To be done:
Retype each line of the material exactly, please, skipping any picture in it.

Dataset items:

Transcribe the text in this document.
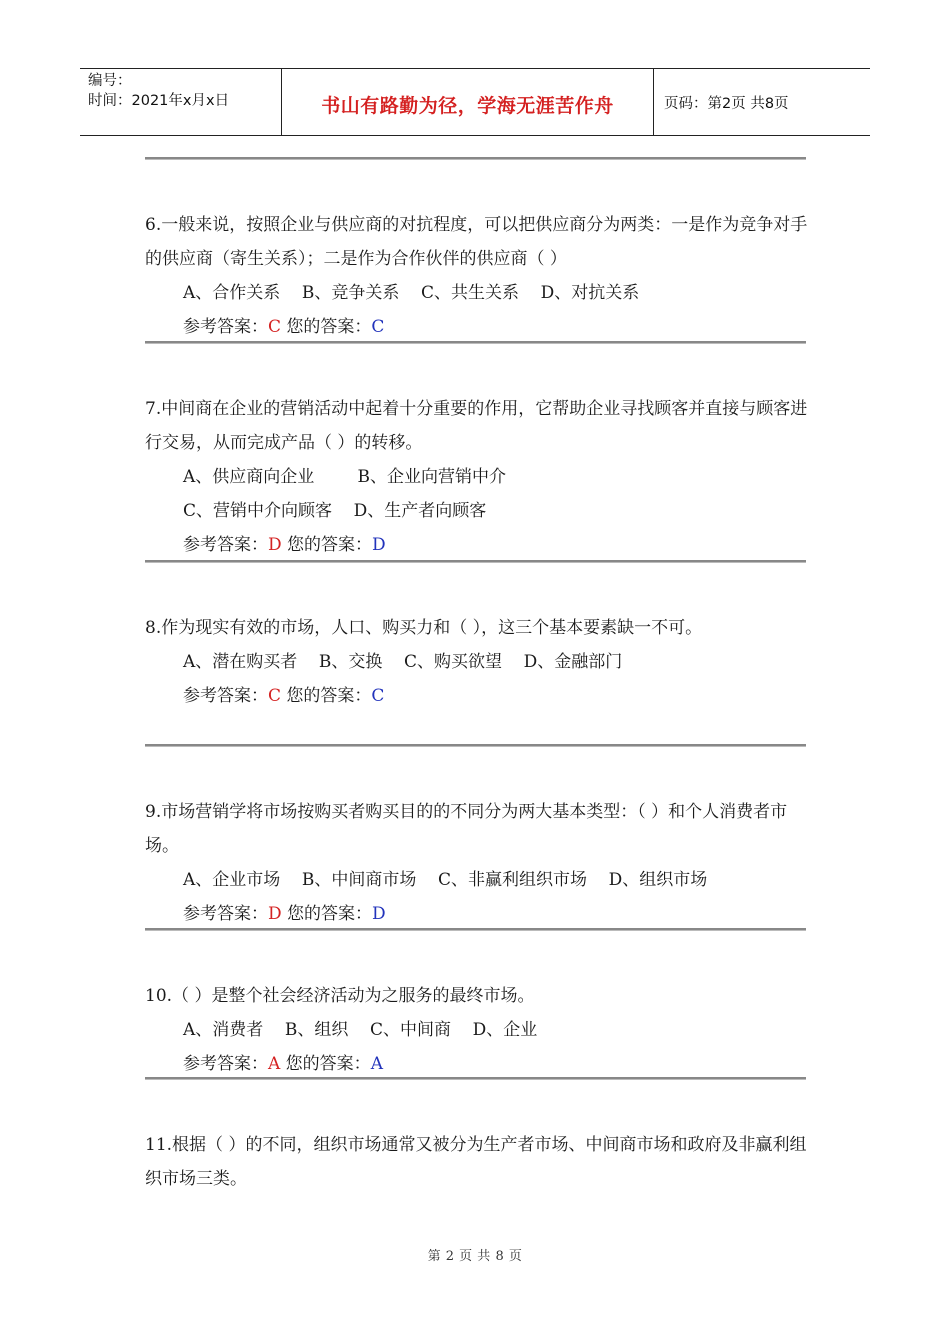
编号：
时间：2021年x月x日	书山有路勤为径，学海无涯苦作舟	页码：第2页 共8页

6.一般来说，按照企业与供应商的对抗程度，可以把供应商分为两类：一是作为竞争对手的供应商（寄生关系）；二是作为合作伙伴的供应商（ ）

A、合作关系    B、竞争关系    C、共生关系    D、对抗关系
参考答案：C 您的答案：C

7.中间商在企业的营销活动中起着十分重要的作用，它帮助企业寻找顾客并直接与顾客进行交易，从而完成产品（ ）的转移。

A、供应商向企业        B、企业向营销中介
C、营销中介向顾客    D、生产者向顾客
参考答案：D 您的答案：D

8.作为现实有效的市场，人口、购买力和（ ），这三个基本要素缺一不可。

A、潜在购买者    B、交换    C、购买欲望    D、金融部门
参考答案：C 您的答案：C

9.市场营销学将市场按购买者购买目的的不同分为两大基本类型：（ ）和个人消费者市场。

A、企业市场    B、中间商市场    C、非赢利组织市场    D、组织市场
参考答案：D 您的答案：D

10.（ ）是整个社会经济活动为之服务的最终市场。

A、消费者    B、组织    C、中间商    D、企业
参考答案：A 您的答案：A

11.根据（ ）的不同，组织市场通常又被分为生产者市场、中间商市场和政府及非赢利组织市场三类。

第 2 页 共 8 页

Result:
Transcribe the text in this document.
编号：
时间：2021年x月x日	书山有路勤为径，学海无涯苦作舟	页码：第2页 共8页

6.一般来说，按照企业与供应商的对抗程度，可以把供应商分为两类：一是作为竞争对手的供应商（寄生关系）；二是作为合作伙伴的供应商（ ）

A、合作关系    B、竞争关系    C、共生关系    D、对抗关系
参考答案：C 您的答案：C

7.中间商在企业的营销活动中起着十分重要的作用，它帮助企业寻找顾客并直接与顾客进行交易，从而完成产品（ ）的转移。

A、供应商向企业        B、企业向营销中介
C、营销中介向顾客    D、生产者向顾客
参考答案：D 您的答案：D

8.作为现实有效的市场，人口、购买力和（ ），这三个基本要素缺一不可。

A、潜在购买者    B、交换    C、购买欲望    D、金融部门
参考答案：C 您的答案：C

9.市场营销学将市场按购买者购买目的的不同分为两大基本类型：（ ）和个人消费者市场。

A、企业市场    B、中间商市场    C、非赢利组织市场    D、组织市场
参考答案：D 您的答案：D

10.（ ）是整个社会经济活动为之服务的最终市场。

A、消费者    B、组织    C、中间商    D、企业
参考答案：A 您的答案：A

11.根据（ ）的不同，组织市场通常又被分为生产者市场、中间商市场和政府及非赢利组织市场三类。

第 2 页 共 8 页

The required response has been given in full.